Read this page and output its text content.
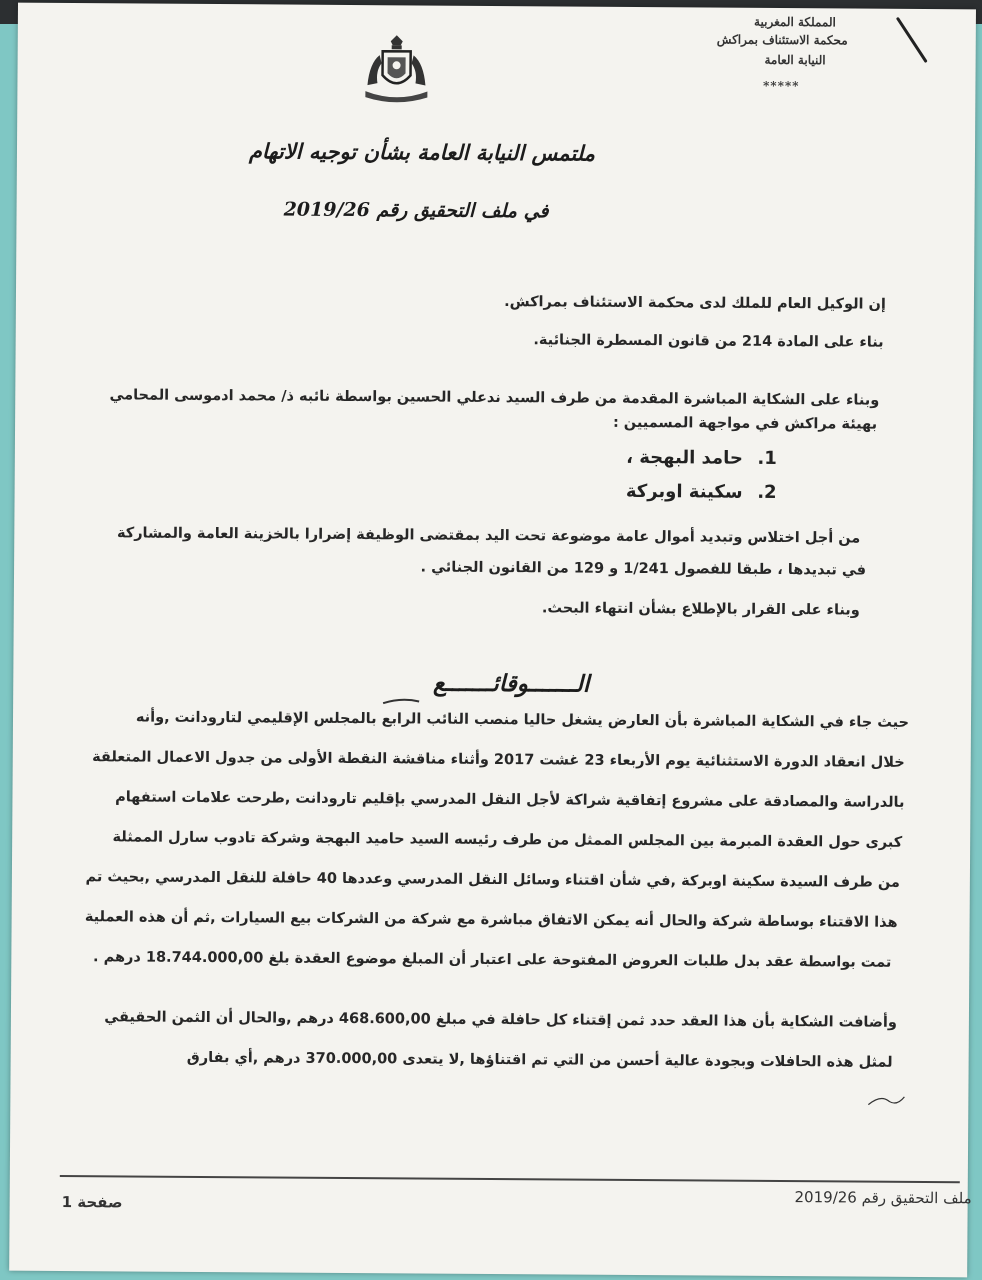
المملكة المغربية
محكمة الاستئناف بمراكش
النيابة العامة
*****
ملتمس النيابة العامة بشأن توجيه الاتهام
في ملف التحقيق رقم 2019/26
إن الوكيل العام للملك لدى محكمة الاستئناف بمراكش.
بناء على المادة 214 من قانون المسطرة الجنائية.
وبناء على الشكاية المباشرة المقدمة من طرف السيد ندعلي الحسين بواسطة نائبه ذ/ محمد ادموسى المحامي
بهيئة مراكش في مواجهة المسميين :
.1
حامد البهجة ،
.2
سكينة اوبركة
من أجل اختلاس وتبديد أموال عامة موضوعة تحت اليد بمقتضى الوظيفة إضرارا بالخزينة العامة والمشاركة
في تبديدها ، طبقا للفصول 1/241 و 129 من القانون الجنائي .
وبناء على القرار بالإطلاع بشأن انتهاء البحث.
الـــــــوقائـــــــع
حيث جاء في الشكاية المباشرة بأن العارض يشغل حاليا منصب النائب الرابع بالمجلس الإقليمي لتارودانت ,وأنه
خلال انعقاد الدورة الاستثنائية يوم الأربعاء 23 غشت 2017 وأثناء مناقشة النقطة الأولى من جدول الاعمال المتعلقة
بالدراسة والمصادقة على مشروع إتفاقية شراكة لأجل النقل المدرسي بإقليم تارودانت ,طرحت علامات استفهام
كبرى حول العقدة المبرمة بين المجلس الممثل من طرف رئيسه السيد حاميد البهجة وشركة تادوب سارل الممثلة
من طرف السيدة سكينة اوبركة ,في شأن اقتناء وسائل النقل المدرسي وعددها 40 حافلة للنقل المدرسي ,بحيث تم
هذا الاقتناء بوساطة شركة والحال أنه يمكن الاتفاق مباشرة مع شركة من الشركات بيع السيارات ,ثم أن هذه العملية
تمت بواسطة عقد بدل طلبات العروض المفتوحة على اعتبار أن المبلغ موضوع العقدة بلغ 18.744.000,00 درهم .
وأضافت الشكاية بأن هذا العقد حدد ثمن إقتناء كل حافلة في مبلغ 468.600,00 درهم ,والحال أن الثمن الحقيقي
لمثل هذه الحافلات وبجودة عالية أحسن من التي تم اقتناؤها ,لا يتعدى 370.000,00 درهم ,أي بفارق
ملف التحقيق رقم 2019/26
صفحة 1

▬▬▬▬▬▬▬▬▬▬

Quote the records in their entirety, keeping the wording exact and excluding pictures.

Read this page and output its text content.
المملكة المغربية
محكمة الاستئناف بمراكش
النيابة العامة
*****
ملتمس النيابة العامة بشأن توجيه الاتهام
في ملف التحقيق رقم 2019/26
إن الوكيل العام للملك لدى محكمة الاستئناف بمراكش.
بناء على المادة 214 من قانون المسطرة الجنائية.
وبناء على الشكاية المباشرة المقدمة من طرف السيد ندعلي الحسين بواسطة نائبه ذ/ محمد ادموسى المحامي
بهيئة مراكش في مواجهة المسميين :
.1
حامد البهجة ،
.2
سكينة اوبركة
من أجل اختلاس وتبديد أموال عامة موضوعة تحت اليد بمقتضى الوظيفة إضرارا بالخزينة العامة والمشاركة
في تبديدها ، طبقا للفصول 1/241 و 129 من القانون الجنائي .
وبناء على القرار بالإطلاع بشأن انتهاء البحث.
الـــــــوقائـــــــع
حيث جاء في الشكاية المباشرة بأن العارض يشغل حاليا منصب النائب الرابع بالمجلس الإقليمي لتارودانت ,وأنه
خلال انعقاد الدورة الاستثنائية يوم الأربعاء 23 غشت 2017 وأثناء مناقشة النقطة الأولى من جدول الاعمال المتعلقة
بالدراسة والمصادقة على مشروع إتفاقية شراكة لأجل النقل المدرسي بإقليم تارودانت ,طرحت علامات استفهام
كبرى حول العقدة المبرمة بين المجلس الممثل من طرف رئيسه السيد حاميد البهجة وشركة تادوب سارل الممثلة
من طرف السيدة سكينة اوبركة ,في شأن اقتناء وسائل النقل المدرسي وعددها 40 حافلة للنقل المدرسي ,بحيث تم
هذا الاقتناء بوساطة شركة والحال أنه يمكن الاتفاق مباشرة مع شركة من الشركات بيع السيارات ,ثم أن هذه العملية
تمت بواسطة عقد بدل طلبات العروض المفتوحة على اعتبار أن المبلغ موضوع العقدة بلغ 18.744.000,00 درهم .
وأضافت الشكاية بأن هذا العقد حدد ثمن إقتناء كل حافلة في مبلغ 468.600,00 درهم ,والحال أن الثمن الحقيقي
لمثل هذه الحافلات وبجودة عالية أحسن من التي تم اقتناؤها ,لا يتعدى 370.000,00 درهم ,أي بفارق
ملف التحقيق رقم 2019/26
صفحة 1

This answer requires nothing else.